**DIRECTIVE**
Check every line below for the word "this" and show those that hold it.
==== MATERIAL ====
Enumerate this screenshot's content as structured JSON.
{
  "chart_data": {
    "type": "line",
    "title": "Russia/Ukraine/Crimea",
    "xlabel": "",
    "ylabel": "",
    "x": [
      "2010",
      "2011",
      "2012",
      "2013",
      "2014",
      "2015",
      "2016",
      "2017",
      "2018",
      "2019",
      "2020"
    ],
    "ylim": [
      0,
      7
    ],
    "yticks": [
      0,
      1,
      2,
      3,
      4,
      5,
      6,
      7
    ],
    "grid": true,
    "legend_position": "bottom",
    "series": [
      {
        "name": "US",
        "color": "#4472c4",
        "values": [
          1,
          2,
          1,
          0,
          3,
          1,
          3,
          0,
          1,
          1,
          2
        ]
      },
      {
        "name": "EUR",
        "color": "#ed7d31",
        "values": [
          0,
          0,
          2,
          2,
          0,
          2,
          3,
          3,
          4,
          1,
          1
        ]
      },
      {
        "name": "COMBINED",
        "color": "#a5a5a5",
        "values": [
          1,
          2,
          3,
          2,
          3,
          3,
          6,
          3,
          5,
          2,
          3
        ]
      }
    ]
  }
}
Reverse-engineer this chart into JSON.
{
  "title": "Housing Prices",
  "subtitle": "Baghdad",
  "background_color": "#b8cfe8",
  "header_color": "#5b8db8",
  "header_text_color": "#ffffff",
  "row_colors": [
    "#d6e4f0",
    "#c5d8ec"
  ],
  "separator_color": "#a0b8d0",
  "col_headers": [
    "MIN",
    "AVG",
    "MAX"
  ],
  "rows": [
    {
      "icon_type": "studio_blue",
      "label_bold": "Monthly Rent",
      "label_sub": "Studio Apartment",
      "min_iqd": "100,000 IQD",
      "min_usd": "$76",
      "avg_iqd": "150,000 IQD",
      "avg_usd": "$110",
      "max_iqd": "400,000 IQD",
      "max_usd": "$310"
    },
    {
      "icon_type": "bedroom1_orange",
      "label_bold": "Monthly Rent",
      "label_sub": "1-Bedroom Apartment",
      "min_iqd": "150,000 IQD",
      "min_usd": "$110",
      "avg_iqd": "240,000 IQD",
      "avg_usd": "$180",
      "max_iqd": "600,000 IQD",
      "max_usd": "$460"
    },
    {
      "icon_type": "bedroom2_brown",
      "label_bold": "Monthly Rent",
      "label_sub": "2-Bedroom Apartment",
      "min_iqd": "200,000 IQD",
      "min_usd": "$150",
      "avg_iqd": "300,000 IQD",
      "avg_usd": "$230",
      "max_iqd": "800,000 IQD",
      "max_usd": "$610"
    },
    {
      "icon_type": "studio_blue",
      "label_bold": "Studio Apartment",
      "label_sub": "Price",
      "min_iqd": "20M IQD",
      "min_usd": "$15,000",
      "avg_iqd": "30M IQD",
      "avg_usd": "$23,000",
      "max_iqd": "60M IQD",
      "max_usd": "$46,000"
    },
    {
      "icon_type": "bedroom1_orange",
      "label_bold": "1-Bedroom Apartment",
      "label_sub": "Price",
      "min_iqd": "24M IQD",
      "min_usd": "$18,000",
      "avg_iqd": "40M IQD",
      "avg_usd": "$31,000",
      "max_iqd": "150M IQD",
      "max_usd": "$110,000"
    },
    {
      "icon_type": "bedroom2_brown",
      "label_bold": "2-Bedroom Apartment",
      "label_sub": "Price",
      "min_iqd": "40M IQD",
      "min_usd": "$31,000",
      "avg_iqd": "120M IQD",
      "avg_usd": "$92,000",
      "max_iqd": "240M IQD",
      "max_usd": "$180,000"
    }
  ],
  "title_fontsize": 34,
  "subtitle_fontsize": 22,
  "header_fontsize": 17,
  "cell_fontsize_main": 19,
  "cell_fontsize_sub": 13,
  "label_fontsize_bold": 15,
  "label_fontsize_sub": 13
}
====
==== MATERIAL ====
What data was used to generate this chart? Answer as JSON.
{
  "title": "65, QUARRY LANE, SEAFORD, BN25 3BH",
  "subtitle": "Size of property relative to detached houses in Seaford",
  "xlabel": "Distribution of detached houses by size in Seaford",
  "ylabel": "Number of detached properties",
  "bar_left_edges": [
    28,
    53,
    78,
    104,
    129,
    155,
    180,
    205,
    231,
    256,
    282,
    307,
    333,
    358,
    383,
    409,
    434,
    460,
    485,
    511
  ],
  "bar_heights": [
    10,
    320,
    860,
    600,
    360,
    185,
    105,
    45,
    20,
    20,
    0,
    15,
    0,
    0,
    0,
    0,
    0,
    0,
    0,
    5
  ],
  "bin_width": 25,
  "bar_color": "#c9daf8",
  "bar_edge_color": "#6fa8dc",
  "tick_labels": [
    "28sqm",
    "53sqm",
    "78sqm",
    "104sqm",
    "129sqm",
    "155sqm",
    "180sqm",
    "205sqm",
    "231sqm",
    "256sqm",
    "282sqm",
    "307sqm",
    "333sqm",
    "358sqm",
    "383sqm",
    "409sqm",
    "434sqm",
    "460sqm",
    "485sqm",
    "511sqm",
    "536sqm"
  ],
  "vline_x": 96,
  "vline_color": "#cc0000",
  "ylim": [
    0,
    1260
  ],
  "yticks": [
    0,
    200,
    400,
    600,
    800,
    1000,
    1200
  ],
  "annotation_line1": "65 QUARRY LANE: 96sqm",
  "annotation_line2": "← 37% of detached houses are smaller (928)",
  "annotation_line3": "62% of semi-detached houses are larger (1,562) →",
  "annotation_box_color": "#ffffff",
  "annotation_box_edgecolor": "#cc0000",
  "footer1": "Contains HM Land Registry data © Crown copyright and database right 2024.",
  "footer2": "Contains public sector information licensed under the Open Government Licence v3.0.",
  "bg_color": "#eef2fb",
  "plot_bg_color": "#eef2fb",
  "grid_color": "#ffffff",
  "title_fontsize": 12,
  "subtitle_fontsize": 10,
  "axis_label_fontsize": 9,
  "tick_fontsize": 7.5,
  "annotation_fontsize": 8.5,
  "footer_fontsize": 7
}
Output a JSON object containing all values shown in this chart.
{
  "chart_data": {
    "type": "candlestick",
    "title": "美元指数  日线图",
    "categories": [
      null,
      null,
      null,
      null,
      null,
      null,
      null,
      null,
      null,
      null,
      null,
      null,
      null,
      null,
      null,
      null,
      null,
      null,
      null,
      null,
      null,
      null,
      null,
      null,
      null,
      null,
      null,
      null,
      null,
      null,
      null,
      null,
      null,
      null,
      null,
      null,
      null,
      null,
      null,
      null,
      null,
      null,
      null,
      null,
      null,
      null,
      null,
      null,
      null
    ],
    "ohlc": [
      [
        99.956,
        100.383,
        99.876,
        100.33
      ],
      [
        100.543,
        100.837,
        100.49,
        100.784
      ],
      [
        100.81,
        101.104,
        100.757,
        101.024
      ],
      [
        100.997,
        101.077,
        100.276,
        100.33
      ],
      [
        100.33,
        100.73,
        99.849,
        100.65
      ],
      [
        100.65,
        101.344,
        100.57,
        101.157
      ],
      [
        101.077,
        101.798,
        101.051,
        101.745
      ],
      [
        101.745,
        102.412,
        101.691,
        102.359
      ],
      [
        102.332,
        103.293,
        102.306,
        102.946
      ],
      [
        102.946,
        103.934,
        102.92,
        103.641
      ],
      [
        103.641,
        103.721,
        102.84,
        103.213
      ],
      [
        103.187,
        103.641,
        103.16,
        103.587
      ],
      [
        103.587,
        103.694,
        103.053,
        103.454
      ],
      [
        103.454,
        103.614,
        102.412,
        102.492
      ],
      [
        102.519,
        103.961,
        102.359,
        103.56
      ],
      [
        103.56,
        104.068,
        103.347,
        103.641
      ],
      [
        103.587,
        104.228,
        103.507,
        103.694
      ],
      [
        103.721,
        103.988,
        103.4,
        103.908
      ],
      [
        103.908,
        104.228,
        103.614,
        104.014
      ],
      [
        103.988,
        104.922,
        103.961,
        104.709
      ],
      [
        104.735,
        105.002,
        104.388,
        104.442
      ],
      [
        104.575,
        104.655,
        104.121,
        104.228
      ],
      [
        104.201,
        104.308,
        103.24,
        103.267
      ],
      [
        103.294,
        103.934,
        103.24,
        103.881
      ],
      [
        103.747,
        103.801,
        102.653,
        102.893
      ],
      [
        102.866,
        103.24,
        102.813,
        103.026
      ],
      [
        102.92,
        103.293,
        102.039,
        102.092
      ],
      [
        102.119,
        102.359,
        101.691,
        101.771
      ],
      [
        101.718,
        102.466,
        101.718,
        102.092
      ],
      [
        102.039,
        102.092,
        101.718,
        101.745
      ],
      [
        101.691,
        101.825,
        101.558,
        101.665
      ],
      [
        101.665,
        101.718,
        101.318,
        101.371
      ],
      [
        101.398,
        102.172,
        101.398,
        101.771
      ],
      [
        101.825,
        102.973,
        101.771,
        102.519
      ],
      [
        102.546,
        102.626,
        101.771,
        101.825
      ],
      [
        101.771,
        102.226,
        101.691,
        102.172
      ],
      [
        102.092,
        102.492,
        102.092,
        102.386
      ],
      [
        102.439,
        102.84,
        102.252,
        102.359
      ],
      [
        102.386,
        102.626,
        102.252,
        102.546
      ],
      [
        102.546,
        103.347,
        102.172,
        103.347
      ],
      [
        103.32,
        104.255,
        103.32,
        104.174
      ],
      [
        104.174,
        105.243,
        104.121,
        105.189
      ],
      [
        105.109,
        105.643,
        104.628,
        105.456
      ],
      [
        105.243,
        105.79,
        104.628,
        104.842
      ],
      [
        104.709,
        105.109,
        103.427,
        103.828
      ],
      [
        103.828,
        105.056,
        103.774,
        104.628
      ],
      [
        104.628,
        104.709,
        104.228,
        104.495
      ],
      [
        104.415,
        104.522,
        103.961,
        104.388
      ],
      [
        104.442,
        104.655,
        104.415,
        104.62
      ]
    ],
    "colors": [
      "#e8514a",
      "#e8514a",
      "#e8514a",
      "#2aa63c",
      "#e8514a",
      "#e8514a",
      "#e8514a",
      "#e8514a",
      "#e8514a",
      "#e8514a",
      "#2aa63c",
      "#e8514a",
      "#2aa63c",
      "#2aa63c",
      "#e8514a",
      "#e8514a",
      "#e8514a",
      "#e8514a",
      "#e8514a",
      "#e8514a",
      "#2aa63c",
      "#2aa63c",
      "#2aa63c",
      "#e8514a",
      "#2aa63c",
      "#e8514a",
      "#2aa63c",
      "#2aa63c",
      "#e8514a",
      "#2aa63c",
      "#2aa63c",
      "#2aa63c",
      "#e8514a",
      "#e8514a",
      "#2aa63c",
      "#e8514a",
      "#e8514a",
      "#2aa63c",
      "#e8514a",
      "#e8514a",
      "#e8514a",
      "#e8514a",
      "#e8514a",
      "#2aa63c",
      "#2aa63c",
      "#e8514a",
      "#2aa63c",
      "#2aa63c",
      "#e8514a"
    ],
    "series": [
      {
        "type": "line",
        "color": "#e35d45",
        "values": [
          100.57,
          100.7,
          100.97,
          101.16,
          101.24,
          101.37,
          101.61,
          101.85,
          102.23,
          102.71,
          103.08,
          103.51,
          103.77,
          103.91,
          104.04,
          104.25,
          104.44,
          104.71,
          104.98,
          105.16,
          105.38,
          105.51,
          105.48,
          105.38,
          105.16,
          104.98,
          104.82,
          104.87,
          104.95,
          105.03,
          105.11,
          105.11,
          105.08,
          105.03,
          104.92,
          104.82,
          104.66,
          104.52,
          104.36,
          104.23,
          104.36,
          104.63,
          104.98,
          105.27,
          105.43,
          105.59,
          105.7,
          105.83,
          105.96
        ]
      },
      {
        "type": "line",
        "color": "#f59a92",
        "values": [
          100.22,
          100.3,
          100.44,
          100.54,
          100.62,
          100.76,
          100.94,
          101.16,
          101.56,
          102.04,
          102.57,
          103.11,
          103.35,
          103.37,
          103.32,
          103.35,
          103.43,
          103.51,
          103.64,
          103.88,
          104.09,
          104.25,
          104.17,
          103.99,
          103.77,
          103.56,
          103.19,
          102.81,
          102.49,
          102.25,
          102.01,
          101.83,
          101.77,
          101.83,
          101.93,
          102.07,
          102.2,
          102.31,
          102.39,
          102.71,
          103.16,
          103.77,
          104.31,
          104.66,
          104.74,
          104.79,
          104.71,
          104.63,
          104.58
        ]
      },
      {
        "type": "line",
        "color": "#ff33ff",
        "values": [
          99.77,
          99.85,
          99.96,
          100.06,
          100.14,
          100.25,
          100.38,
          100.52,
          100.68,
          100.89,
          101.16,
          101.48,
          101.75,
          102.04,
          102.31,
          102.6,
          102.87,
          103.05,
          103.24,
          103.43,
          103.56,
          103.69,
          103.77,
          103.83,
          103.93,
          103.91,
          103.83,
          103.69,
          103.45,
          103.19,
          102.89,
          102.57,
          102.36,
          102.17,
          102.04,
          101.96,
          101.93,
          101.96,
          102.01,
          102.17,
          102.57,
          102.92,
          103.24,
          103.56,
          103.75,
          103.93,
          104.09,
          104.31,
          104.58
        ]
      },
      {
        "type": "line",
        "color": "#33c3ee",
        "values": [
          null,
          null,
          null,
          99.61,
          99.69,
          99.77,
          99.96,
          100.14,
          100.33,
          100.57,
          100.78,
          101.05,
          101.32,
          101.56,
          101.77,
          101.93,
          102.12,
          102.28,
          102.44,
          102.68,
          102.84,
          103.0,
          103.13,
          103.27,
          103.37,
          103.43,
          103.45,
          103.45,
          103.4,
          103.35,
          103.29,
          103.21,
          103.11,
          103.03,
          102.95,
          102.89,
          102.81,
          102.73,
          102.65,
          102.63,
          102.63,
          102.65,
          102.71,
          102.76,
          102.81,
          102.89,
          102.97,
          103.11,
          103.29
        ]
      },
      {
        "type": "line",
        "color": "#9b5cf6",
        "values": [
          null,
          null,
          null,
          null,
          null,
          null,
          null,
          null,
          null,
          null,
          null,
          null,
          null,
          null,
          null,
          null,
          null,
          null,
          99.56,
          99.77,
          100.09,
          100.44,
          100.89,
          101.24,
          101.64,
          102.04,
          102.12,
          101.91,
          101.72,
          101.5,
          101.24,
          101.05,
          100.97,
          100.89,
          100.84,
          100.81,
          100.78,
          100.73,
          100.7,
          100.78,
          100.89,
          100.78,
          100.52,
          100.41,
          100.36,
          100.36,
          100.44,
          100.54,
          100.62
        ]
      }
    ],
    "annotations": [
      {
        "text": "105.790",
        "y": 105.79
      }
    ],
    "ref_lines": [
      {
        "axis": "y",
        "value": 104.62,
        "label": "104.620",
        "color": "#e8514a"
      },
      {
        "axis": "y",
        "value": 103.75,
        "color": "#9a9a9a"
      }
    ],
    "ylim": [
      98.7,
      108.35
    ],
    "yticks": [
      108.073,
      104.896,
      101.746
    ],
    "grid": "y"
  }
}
====
**THE REPLY**
Enumerate this screenshot's content as structured JSON.
Reverse-engineer this chart into JSON.
What data was used to generate this chart? Answer as JSON.
Output a JSON object containing all values shown in this chart.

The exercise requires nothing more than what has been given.